** GIVEN REQUEST **
Copy out every record below exactly as written, but leave out any pictures.

Extracted data entries
========================

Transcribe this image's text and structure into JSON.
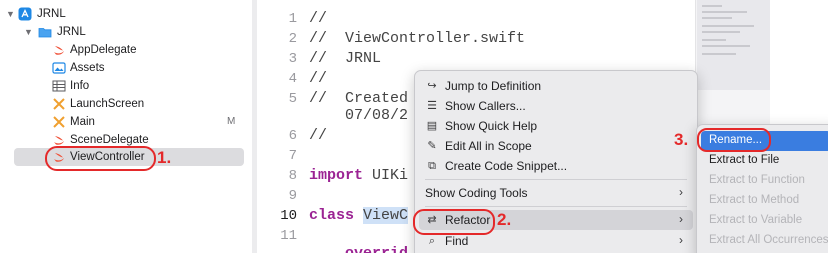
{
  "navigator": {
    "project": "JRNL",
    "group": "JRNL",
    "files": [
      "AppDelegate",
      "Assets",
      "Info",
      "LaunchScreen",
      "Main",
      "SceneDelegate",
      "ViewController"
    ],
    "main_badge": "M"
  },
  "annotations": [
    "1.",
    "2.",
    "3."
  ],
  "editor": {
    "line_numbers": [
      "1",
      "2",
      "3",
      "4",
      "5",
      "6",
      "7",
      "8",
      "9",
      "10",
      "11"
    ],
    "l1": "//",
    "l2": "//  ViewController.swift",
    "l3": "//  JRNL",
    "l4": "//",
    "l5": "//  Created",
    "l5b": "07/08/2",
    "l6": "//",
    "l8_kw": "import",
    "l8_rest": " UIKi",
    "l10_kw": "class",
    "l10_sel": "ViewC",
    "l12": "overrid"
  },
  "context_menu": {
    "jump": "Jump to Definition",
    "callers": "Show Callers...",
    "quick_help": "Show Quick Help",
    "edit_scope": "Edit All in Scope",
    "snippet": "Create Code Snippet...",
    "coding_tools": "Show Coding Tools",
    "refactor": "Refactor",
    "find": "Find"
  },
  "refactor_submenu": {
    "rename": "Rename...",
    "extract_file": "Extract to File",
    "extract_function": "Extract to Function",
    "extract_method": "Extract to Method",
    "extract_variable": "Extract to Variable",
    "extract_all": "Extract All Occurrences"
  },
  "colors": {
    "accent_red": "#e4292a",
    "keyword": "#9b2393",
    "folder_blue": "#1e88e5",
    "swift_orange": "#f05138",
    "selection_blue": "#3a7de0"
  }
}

========================

** RESPONSE TO THIS TASK **
Transcribe this image's text and structure into JSON.
{
  "navigator": {
    "project": "JRNL",
    "group": "JRNL",
    "files": [
      "AppDelegate",
      "Assets",
      "Info",
      "LaunchScreen",
      "Main",
      "SceneDelegate",
      "ViewController"
    ],
    "main_badge": "M"
  },
  "annotations": [
    "1.",
    "2.",
    "3."
  ],
  "editor": {
    "line_numbers": [
      "1",
      "2",
      "3",
      "4",
      "5",
      "6",
      "7",
      "8",
      "9",
      "10",
      "11"
    ],
    "l1": "//",
    "l2": "//  ViewController.swift",
    "l3": "//  JRNL",
    "l4": "//",
    "l5": "//  Created",
    "l5b": "07/08/2",
    "l6": "//",
    "l8_kw": "import",
    "l8_rest": " UIKi",
    "l10_kw": "class",
    "l10_sel": "ViewC",
    "l12": "overrid"
  },
  "context_menu": {
    "jump": "Jump to Definition",
    "callers": "Show Callers...",
    "quick_help": "Show Quick Help",
    "edit_scope": "Edit All in Scope",
    "snippet": "Create Code Snippet...",
    "coding_tools": "Show Coding Tools",
    "refactor": "Refactor",
    "find": "Find"
  },
  "refactor_submenu": {
    "rename": "Rename...",
    "extract_file": "Extract to File",
    "extract_function": "Extract to Function",
    "extract_method": "Extract to Method",
    "extract_variable": "Extract to Variable",
    "extract_all": "Extract All Occurrences"
  },
  "colors": {
    "accent_red": "#e4292a",
    "keyword": "#9b2393",
    "folder_blue": "#1e88e5",
    "swift_orange": "#f05138",
    "selection_blue": "#3a7de0"
  }
}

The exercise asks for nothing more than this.